_Extracted records_
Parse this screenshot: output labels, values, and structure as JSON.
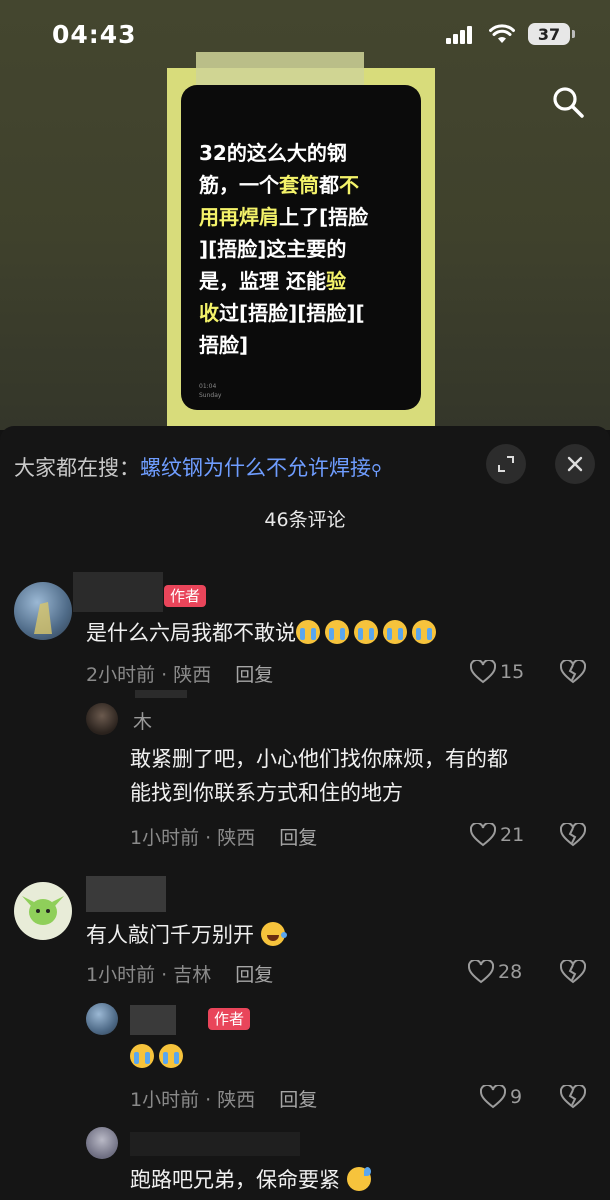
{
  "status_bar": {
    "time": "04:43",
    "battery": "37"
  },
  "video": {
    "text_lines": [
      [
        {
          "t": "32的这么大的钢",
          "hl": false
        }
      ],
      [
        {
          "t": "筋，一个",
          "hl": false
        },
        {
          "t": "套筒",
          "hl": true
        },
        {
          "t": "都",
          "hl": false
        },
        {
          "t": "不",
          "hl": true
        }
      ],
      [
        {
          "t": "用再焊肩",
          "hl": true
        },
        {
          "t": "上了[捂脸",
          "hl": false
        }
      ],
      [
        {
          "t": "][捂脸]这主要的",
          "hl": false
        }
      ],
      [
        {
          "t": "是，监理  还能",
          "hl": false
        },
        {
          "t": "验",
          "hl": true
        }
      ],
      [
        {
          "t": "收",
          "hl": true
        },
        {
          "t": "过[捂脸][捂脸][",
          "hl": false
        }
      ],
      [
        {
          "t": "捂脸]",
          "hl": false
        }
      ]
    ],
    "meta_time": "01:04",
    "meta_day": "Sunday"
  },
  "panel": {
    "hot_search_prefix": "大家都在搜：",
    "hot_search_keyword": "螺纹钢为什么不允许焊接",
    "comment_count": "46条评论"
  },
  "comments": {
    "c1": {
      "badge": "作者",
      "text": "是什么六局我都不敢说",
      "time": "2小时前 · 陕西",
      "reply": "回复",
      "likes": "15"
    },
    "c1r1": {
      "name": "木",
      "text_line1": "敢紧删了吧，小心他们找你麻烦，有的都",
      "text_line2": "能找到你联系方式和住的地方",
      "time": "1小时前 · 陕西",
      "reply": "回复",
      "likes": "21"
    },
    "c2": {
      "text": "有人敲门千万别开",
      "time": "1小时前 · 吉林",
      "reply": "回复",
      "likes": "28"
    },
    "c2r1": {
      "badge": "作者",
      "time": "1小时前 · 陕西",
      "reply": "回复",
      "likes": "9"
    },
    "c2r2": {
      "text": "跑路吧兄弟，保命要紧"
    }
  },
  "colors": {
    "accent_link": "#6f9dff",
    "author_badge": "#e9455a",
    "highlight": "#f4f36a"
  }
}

_What the task requires_
Transcribe every entry above exactly. Omit all pictures.

_Task response_
Parse this screenshot: output labels, values, and structure as JSON.
{
  "status_bar": {
    "time": "04:43",
    "battery": "37"
  },
  "video": {
    "text_lines": [
      [
        {
          "t": "32的这么大的钢",
          "hl": false
        }
      ],
      [
        {
          "t": "筋，一个",
          "hl": false
        },
        {
          "t": "套筒",
          "hl": true
        },
        {
          "t": "都",
          "hl": false
        },
        {
          "t": "不",
          "hl": true
        }
      ],
      [
        {
          "t": "用再焊肩",
          "hl": true
        },
        {
          "t": "上了[捂脸",
          "hl": false
        }
      ],
      [
        {
          "t": "][捂脸]这主要的",
          "hl": false
        }
      ],
      [
        {
          "t": "是，监理  还能",
          "hl": false
        },
        {
          "t": "验",
          "hl": true
        }
      ],
      [
        {
          "t": "收",
          "hl": true
        },
        {
          "t": "过[捂脸][捂脸][",
          "hl": false
        }
      ],
      [
        {
          "t": "捂脸]",
          "hl": false
        }
      ]
    ],
    "meta_time": "01:04",
    "meta_day": "Sunday"
  },
  "panel": {
    "hot_search_prefix": "大家都在搜：",
    "hot_search_keyword": "螺纹钢为什么不允许焊接",
    "comment_count": "46条评论"
  },
  "comments": {
    "c1": {
      "badge": "作者",
      "text": "是什么六局我都不敢说",
      "time": "2小时前 · 陕西",
      "reply": "回复",
      "likes": "15"
    },
    "c1r1": {
      "name": "木",
      "text_line1": "敢紧删了吧，小心他们找你麻烦，有的都",
      "text_line2": "能找到你联系方式和住的地方",
      "time": "1小时前 · 陕西",
      "reply": "回复",
      "likes": "21"
    },
    "c2": {
      "text": "有人敲门千万别开",
      "time": "1小时前 · 吉林",
      "reply": "回复",
      "likes": "28"
    },
    "c2r1": {
      "badge": "作者",
      "time": "1小时前 · 陕西",
      "reply": "回复",
      "likes": "9"
    },
    "c2r2": {
      "text": "跑路吧兄弟，保命要紧"
    }
  },
  "colors": {
    "accent_link": "#6f9dff",
    "author_badge": "#e9455a",
    "highlight": "#f4f36a"
  }
}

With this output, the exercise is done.